*Exercise prompt*. Every line of the material is to be quoted verbatim, minus the pictures.

*Dataset rows*.
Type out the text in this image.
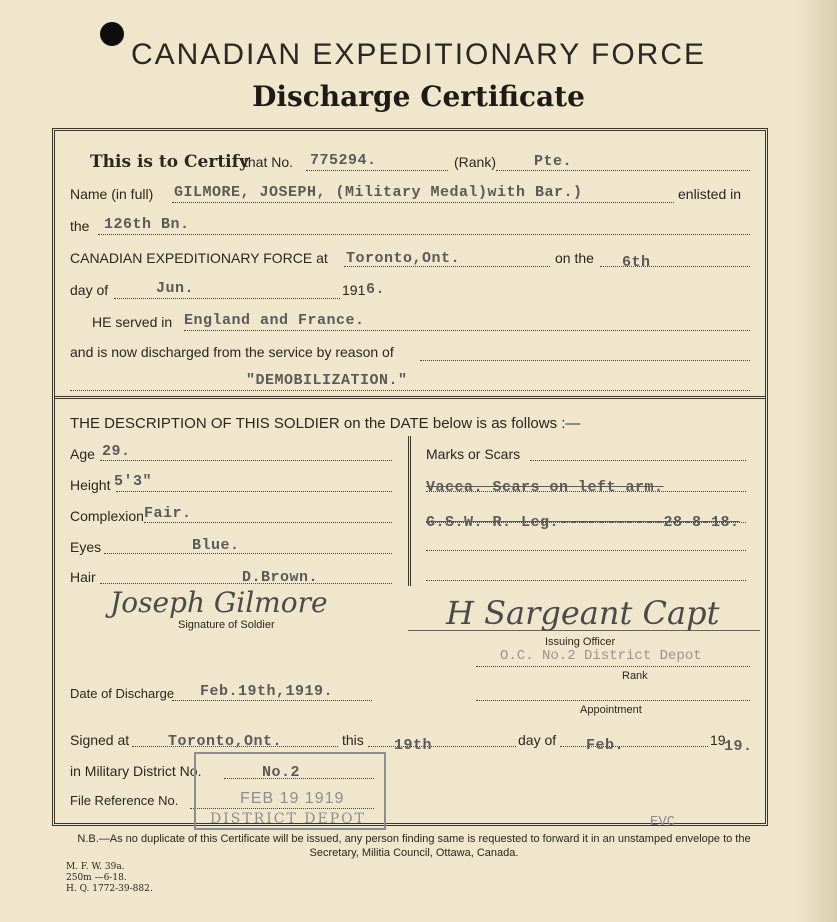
CANADIAN EXPEDITIONARY FORCE
Discharge Certificate
This is to Certify
that No. 775294.	(Rank)	Pte.
Name (in full) GILMORE, JOSEPH, (Military Medal)with Bar.)	enlisted in
the 126th Bn.
CANADIAN EXPEDITIONARY FORCE at Toronto,Ont.	on the 6th
day of	Jun.	191 6.
HE served in England and France.
and is now discharged from the service by reason of
"DEMOBILIZATION."
THE DESCRIPTION OF THIS SOLDIER on the DATE below is as follows :—
Age 29.
Height 5'3"
Complexion Fair.
Eyes	Blue.
Hair	D.Brown.
Marks or Scars
Vacca. Scars on left arm.
G.S.W. R. Leg.-----------28-8-18.
Joseph Gilmore
Signature of Soldier	H Sargeant Capt
Issuing Officer
O.C. No.2 District Depot
Rank
Appointment
Date of Discharge Feb.19th,1919.
Signed at	Toronto,Ont.	this 19th	day of Feb.	19
19.
in Military District No.	No.2
File Reference No.	FEB 19 1919
DISTRICT DEPOT	EVC
N.B.—As no duplicate of this Certificate will be issued, any person finding same is requested to forward it in an unstamped envelope to the Secretary, Militia Council, Ottawa, Canada.
M. F. W. 39a.
250m —6-18.
H. Q. 1772-39-882.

*Solution for this problem*.
Type out the text in this image.
CANADIAN EXPEDITIONARY FORCE
Discharge Certificate
This is to Certify
that No. 775294.	(Rank)	Pte.
Name (in full) GILMORE, JOSEPH, (Military Medal)with Bar.)	enlisted in
the 126th Bn.
CANADIAN EXPEDITIONARY FORCE at Toronto,Ont.	on the 6th
day of	Jun.	191 6.
HE served in England and France.
and is now discharged from the service by reason of
"DEMOBILIZATION."
THE DESCRIPTION OF THIS SOLDIER on the DATE below is as follows :—
Age 29.
Height 5'3"
Complexion Fair.
Eyes	Blue.
Hair	D.Brown.
Marks or Scars
Vacca. Scars on left arm.
G.S.W. R. Leg.-----------28-8-18.
Joseph Gilmore
Signature of Soldier	H Sargeant Capt
Issuing Officer
O.C. No.2 District Depot
Rank
Appointment
Date of Discharge Feb.19th,1919.
Signed at	Toronto,Ont.	this 19th	day of Feb.	19
19.
in Military District No.	No.2
File Reference No.	FEB 19 1919
DISTRICT DEPOT	EVC
N.B.—As no duplicate of this Certificate will be issued, any person finding same is requested to forward it in an unstamped envelope to the Secretary, Militia Council, Ottawa, Canada.
M. F. W. 39a.
250m —6-18.
H. Q. 1772-39-882.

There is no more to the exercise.